▸ TASK REQUIREMENTS
State how many lines in the items below contain the string "composite". Matching is case-sensitive, and the answer is the number alone.

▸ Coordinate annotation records

━━━━━━━━━━

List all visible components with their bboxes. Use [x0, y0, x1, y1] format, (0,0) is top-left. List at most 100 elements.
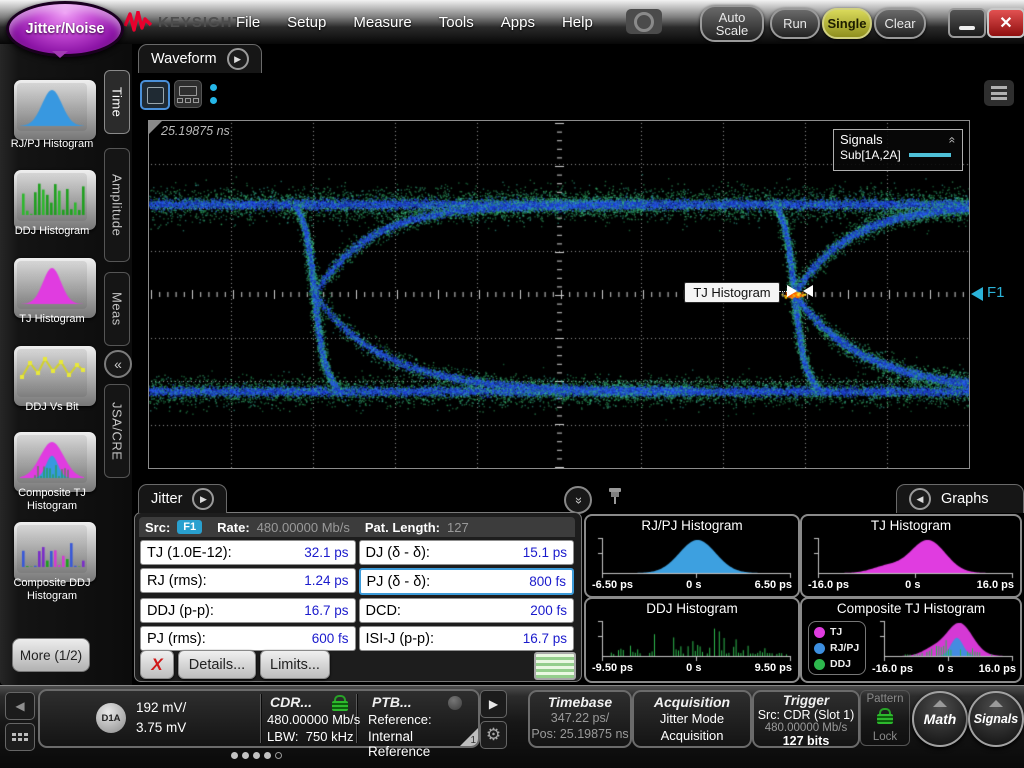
tab-time[interactable]: Time [104, 70, 130, 134]
jitter-play-icon[interactable]: ▶ [192, 488, 214, 510]
graph-tj-histogram[interactable]: TJ Histogram -16.0 ps0 s16.0 ps [800, 514, 1022, 598]
measurement-cell-dcd[interactable]: DCD:200 fs [359, 598, 575, 623]
rate-label: Rate: [217, 520, 250, 535]
tab-meas[interactable]: Meas [104, 272, 130, 346]
keysight-spark-icon [124, 11, 152, 33]
sidebar-item-ddj-vs-bit[interactable] [14, 346, 96, 406]
composite-tj-histogram-icon [17, 435, 87, 483]
measurement-cell-rj[interactable]: RJ (rms):1.24 ps [140, 568, 356, 593]
eye-diagram-canvas[interactable] [149, 121, 969, 468]
measurement-cell-isij[interactable]: ISI-J (p-p):16.7 ps [359, 626, 575, 651]
brand-logo: KEYSIGHT [124, 0, 243, 44]
measurement-cell-pj-dd[interactable]: PJ (δ - δ):800 fs [359, 568, 575, 595]
channel-d1a-badge[interactable]: D1A [96, 703, 126, 733]
eye-diagram-plot[interactable]: 25.19875 ns Signals « Sub[1A,2A] TJ Hist… [148, 120, 970, 469]
tab-jitter[interactable]: Jitter ▶ [138, 484, 227, 513]
view-options-dot-icon[interactable] [210, 97, 217, 104]
graph-axis-labels: -16.0 ps0 s16.0 ps [808, 579, 1014, 591]
f1-marker-icon[interactable] [971, 287, 983, 301]
sidebar-collapse-icon[interactable]: « [104, 350, 132, 378]
minimize-button[interactable] [948, 8, 986, 38]
waveform-play-icon[interactable]: ▶ [227, 48, 249, 70]
tab-jsa-cre[interactable]: JSA/CRE [104, 384, 130, 478]
measurement-cell-tj[interactable]: TJ (1.0E-12):32.1 ps [140, 540, 356, 565]
run-button[interactable]: Run [770, 8, 820, 39]
graph-title: DDJ Histogram [586, 601, 798, 616]
channel-scale[interactable]: 192 mV/ [136, 700, 186, 715]
app-mode-dropdown-icon[interactable] [52, 51, 68, 58]
sidebar-item-label: TJ Histogram [0, 313, 104, 326]
math-button[interactable]: Math [912, 691, 968, 747]
panel-page-dots[interactable] [231, 752, 282, 759]
measurement-cell-ddj[interactable]: DDJ (p-p):16.7 ps [140, 598, 356, 623]
tab-amplitude[interactable]: Amplitude [104, 148, 130, 262]
signals-button[interactable]: Signals [968, 691, 1024, 747]
menu-measure[interactable]: Measure [353, 14, 411, 31]
panel-grid-button[interactable] [5, 723, 35, 751]
timebase-scale: 347.22 ps/ [530, 711, 630, 725]
close-measurement-button[interactable]: X [140, 650, 174, 679]
app-mode-button[interactable]: Jitter/Noise [6, 1, 124, 57]
tj-histogram-marker-label[interactable]: TJ Histogram [684, 282, 780, 303]
ddj-histogram-icon [17, 173, 87, 221]
jitter-source-row: Src: F1 Rate: 480.00000 Mb/s Pat. Length… [139, 517, 575, 537]
menu-help[interactable]: Help [562, 14, 593, 31]
limits-button[interactable]: Limits... [260, 650, 330, 679]
single-button[interactable]: Single [822, 8, 872, 39]
graphs-play-icon[interactable]: ◀ [909, 488, 931, 510]
details-button[interactable]: Details... [178, 650, 256, 679]
sidebar-item-composite-ddj-histogram[interactable] [14, 522, 96, 582]
timebase-panel[interactable]: Timebase 347.22 ps/ Pos: 25.19875 ns [528, 690, 632, 748]
camera-icon[interactable] [626, 9, 662, 34]
cdr-lbw: LBW: 750 kHz [267, 729, 354, 744]
measurement-cell-pj-rms[interactable]: PJ (rms):600 fs [140, 626, 356, 651]
clear-button[interactable]: Clear [874, 8, 926, 39]
acquisition-panel[interactable]: Acquisition Jitter Mode Acquisition [632, 690, 752, 748]
close-button[interactable]: ✕ [987, 8, 1024, 38]
menu-setup[interactable]: Setup [287, 14, 326, 31]
menu-file[interactable]: File [236, 14, 260, 31]
sidebar-item-rjpj-histogram[interactable] [14, 80, 96, 140]
inactive-page-dot [275, 752, 282, 759]
pin-icon[interactable] [608, 488, 622, 504]
signals-legend-box[interactable]: Signals « Sub[1A,2A] [833, 129, 963, 171]
tj-histogram-icon [17, 261, 87, 309]
trigger-panel[interactable]: Trigger Src: CDR (Slot 1) 480.00000 Mb/s… [752, 690, 860, 748]
timebase-position: Pos: 25.19875 ns [530, 727, 630, 741]
sidebar-item-composite-tj-histogram[interactable] [14, 432, 96, 492]
single-view-button[interactable] [140, 80, 170, 110]
more-button[interactable]: More (1/2) [12, 638, 90, 672]
f1-marker-label: F1 [987, 284, 1005, 301]
collapse-chevron-icon[interactable]: « [946, 136, 960, 143]
result-list-icon[interactable] [534, 652, 576, 680]
pattern-length-value: 127 [447, 520, 469, 535]
lock-label: Lock [861, 731, 909, 743]
menu-tools[interactable]: Tools [439, 14, 474, 31]
scroll-left-button[interactable]: ◀ [5, 692, 35, 720]
ptb-panel-title[interactable]: PTB... [372, 694, 412, 710]
signals-label: Signals [974, 712, 1018, 726]
marker-arrow-left-icon [803, 285, 813, 297]
graph-ddj-histogram[interactable]: DDJ Histogram -9.50 ps0 s9.50 ps [584, 597, 800, 683]
measurement-cell-dj[interactable]: DJ (δ - δ):15.1 ps [359, 540, 575, 565]
cdr-panel-title[interactable]: CDR... [270, 694, 312, 710]
sidebar-item-ddj-histogram[interactable] [14, 170, 96, 230]
view-options-dot-icon[interactable] [210, 84, 217, 91]
split-view-button[interactable] [174, 80, 202, 108]
src-f1-badge[interactable]: F1 [177, 520, 202, 534]
tab-graphs[interactable]: ◀ Graphs [896, 484, 1024, 513]
sidebar-item-tj-histogram[interactable] [14, 258, 96, 318]
menu-apps[interactable]: Apps [501, 14, 535, 31]
timebase-title: Timebase [530, 694, 630, 710]
scroll-right-button[interactable]: ▶ [480, 690, 507, 718]
auto-scale-button[interactable]: Auto Scale [700, 5, 764, 42]
app-mode-label: Jitter/Noise [26, 21, 105, 37]
tab-waveform[interactable]: Waveform ▶ [138, 44, 262, 73]
waveform-menu-button[interactable] [984, 80, 1014, 106]
panel-collapse-button[interactable]: « [564, 486, 592, 514]
graph-composite-tj-histogram[interactable]: Composite TJ Histogram TJ RJ/PJ DDJ -16.… [800, 597, 1022, 683]
settings-gear-icon[interactable]: ⚙ [480, 721, 507, 749]
graph-rjpj-histogram[interactable]: RJ/PJ Histogram -6.50 ps0 s6.50 ps [584, 514, 800, 598]
acquisition-mode: Jitter Mode [634, 711, 750, 726]
channel-offset[interactable]: 3.75 mV [136, 720, 186, 735]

━━━━━━━━━━

▸ PROBLEM SOLUTION
4